▽

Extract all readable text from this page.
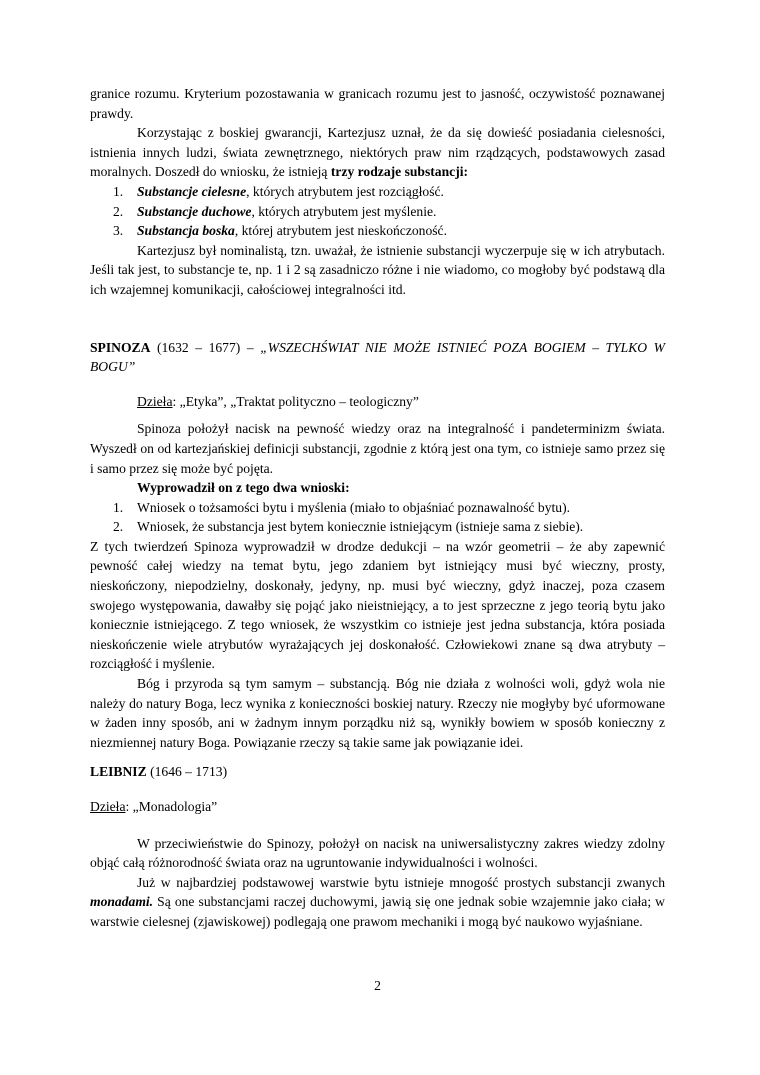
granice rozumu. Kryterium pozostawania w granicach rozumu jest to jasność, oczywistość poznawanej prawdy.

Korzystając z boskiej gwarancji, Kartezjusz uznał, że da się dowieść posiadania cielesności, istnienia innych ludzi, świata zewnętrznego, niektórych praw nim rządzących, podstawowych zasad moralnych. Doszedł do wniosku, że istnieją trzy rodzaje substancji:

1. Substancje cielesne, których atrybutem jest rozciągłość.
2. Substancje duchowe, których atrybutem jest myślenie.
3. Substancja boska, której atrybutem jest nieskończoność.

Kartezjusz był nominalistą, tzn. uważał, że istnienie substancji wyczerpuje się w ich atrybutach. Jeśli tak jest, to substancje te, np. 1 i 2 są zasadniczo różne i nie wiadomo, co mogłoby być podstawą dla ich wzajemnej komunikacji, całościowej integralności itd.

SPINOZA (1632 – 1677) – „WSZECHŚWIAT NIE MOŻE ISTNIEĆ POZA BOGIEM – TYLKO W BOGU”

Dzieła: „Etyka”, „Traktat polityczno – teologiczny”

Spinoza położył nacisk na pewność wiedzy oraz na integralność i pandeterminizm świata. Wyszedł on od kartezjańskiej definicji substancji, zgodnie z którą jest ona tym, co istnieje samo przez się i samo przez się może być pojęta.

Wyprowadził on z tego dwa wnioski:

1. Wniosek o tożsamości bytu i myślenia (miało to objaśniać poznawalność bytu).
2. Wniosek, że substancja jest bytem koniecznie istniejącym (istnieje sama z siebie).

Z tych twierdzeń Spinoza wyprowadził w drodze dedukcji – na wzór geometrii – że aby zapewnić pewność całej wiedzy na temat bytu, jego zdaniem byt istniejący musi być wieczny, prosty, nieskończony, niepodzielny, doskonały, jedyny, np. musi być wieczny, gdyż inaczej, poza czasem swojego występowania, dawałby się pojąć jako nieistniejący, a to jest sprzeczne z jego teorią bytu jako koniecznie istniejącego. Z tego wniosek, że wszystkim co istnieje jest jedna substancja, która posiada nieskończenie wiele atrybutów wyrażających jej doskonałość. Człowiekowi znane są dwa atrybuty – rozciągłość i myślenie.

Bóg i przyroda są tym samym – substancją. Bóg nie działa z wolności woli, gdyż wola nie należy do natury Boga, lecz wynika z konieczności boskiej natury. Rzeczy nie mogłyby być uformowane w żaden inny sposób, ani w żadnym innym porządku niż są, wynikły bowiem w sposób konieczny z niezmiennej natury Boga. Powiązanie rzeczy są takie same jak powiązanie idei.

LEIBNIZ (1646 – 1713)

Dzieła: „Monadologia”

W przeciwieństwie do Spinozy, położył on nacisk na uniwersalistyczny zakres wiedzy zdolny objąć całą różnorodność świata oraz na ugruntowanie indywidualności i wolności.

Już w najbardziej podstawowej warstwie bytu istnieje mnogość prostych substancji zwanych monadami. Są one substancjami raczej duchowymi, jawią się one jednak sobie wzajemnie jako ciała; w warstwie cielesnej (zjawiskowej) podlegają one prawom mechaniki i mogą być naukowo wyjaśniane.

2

△
▽

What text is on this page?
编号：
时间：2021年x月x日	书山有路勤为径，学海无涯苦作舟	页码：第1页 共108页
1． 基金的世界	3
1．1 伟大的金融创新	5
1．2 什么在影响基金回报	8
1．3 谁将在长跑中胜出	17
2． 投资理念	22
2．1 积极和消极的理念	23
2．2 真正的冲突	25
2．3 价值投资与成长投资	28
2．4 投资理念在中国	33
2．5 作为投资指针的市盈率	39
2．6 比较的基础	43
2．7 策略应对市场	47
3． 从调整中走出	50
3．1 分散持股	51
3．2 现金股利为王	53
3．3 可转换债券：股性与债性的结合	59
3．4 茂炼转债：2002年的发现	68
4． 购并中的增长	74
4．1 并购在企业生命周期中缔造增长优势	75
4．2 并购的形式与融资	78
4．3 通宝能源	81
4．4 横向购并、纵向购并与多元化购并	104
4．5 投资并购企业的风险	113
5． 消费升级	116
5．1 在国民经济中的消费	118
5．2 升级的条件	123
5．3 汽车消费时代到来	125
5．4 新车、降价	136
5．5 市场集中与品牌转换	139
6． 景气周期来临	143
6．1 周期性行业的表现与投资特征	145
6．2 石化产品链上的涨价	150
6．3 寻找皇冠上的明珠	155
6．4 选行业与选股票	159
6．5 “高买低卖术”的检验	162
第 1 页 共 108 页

△
▽

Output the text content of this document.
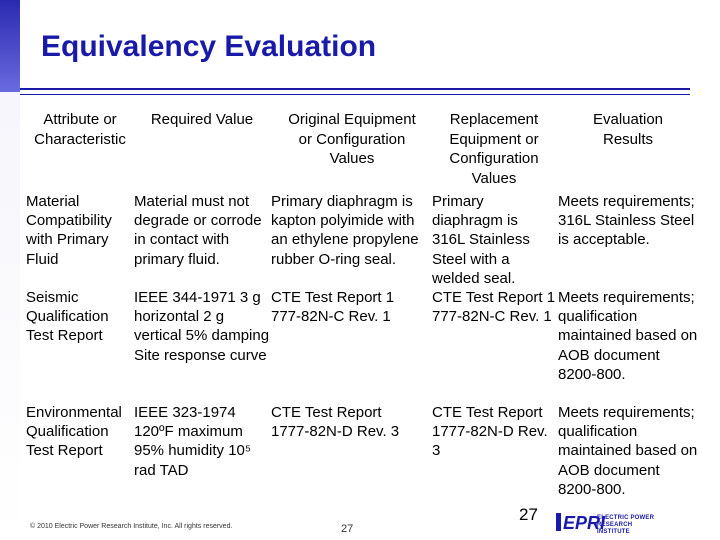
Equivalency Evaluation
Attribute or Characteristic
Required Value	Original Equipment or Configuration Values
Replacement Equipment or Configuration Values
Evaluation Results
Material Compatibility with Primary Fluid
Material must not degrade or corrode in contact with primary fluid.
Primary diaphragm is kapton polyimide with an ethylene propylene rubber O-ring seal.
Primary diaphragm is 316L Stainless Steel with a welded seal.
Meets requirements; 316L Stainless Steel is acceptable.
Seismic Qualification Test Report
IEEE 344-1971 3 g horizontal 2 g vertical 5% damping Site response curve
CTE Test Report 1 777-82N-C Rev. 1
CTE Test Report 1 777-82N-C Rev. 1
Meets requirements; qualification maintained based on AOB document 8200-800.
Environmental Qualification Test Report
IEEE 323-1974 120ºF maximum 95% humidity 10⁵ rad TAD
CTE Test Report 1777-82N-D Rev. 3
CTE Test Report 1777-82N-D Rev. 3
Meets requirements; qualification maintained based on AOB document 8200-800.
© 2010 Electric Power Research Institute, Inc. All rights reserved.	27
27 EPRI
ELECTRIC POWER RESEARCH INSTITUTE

△

Written problem: Show the lines from the data above that contain the string "Steel".

Answer for the task:
Primary diaphragm is 316L Stainless Steel with a welded seal.
Meets requirements; 316L Stainless Steel is acceptable.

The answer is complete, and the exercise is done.